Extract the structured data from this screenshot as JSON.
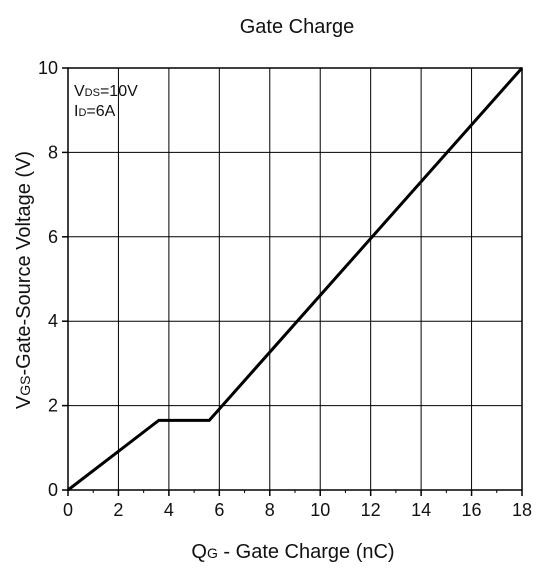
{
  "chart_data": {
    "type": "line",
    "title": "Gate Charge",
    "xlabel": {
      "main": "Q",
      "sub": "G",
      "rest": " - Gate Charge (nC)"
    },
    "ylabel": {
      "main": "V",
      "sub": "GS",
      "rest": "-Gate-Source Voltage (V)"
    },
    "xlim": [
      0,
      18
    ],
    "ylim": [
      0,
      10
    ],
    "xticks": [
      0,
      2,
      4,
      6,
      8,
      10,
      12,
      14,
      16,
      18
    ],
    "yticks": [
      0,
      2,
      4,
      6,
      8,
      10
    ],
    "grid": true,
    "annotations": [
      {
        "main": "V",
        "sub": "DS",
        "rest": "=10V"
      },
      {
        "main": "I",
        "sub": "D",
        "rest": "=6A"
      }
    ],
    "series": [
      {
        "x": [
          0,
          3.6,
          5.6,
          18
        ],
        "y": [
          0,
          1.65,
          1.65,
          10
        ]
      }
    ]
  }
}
______________________________
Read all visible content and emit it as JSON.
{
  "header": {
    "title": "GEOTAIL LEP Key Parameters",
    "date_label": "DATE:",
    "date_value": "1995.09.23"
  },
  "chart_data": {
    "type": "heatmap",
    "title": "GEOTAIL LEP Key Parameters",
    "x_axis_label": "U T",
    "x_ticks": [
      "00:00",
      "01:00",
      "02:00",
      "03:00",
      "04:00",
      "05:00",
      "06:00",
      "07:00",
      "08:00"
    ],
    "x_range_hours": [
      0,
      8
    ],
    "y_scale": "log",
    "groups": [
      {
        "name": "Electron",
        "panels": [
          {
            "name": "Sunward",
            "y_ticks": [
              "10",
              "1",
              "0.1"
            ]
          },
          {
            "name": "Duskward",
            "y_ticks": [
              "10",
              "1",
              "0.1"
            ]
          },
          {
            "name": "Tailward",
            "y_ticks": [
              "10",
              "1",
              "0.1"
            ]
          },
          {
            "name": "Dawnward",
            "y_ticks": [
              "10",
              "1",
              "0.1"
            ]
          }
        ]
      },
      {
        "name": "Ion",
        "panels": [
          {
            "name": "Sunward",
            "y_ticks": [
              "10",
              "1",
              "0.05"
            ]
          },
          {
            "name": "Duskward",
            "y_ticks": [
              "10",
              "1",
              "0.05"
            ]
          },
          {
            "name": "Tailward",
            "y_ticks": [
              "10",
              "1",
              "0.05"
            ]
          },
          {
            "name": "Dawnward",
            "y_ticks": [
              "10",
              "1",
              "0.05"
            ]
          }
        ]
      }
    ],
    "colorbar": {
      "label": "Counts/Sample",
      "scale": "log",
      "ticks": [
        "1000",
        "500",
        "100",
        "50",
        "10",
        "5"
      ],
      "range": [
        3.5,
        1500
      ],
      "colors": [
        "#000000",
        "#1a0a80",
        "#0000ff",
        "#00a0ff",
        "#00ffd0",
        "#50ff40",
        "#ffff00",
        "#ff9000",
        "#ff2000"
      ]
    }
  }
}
______________________________
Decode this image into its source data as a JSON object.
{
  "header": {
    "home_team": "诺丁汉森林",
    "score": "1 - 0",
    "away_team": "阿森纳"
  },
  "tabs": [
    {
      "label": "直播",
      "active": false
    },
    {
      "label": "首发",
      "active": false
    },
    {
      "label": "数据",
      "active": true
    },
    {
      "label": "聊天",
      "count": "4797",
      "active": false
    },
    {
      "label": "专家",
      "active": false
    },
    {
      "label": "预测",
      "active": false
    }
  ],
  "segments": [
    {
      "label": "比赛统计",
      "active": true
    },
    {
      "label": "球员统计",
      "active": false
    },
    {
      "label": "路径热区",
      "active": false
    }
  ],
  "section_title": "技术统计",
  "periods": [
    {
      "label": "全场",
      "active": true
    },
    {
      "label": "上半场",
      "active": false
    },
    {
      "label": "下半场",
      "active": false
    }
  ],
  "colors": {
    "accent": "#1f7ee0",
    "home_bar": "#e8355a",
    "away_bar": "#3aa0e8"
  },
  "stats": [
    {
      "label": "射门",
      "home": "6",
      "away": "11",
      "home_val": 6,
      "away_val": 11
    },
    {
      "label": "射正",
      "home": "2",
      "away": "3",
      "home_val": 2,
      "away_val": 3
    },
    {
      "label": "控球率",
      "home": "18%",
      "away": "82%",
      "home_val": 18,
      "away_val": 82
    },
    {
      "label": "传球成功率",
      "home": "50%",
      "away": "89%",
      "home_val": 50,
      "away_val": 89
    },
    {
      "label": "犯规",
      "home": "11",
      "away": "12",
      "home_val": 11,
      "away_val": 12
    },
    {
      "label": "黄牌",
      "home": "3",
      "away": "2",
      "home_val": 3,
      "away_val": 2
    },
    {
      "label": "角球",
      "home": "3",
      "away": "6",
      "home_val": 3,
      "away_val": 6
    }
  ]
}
______________________________
__What is needed__: What is the number of lines in these records that contain "rest"? Reply with the number only.

__Solution for this task__: 4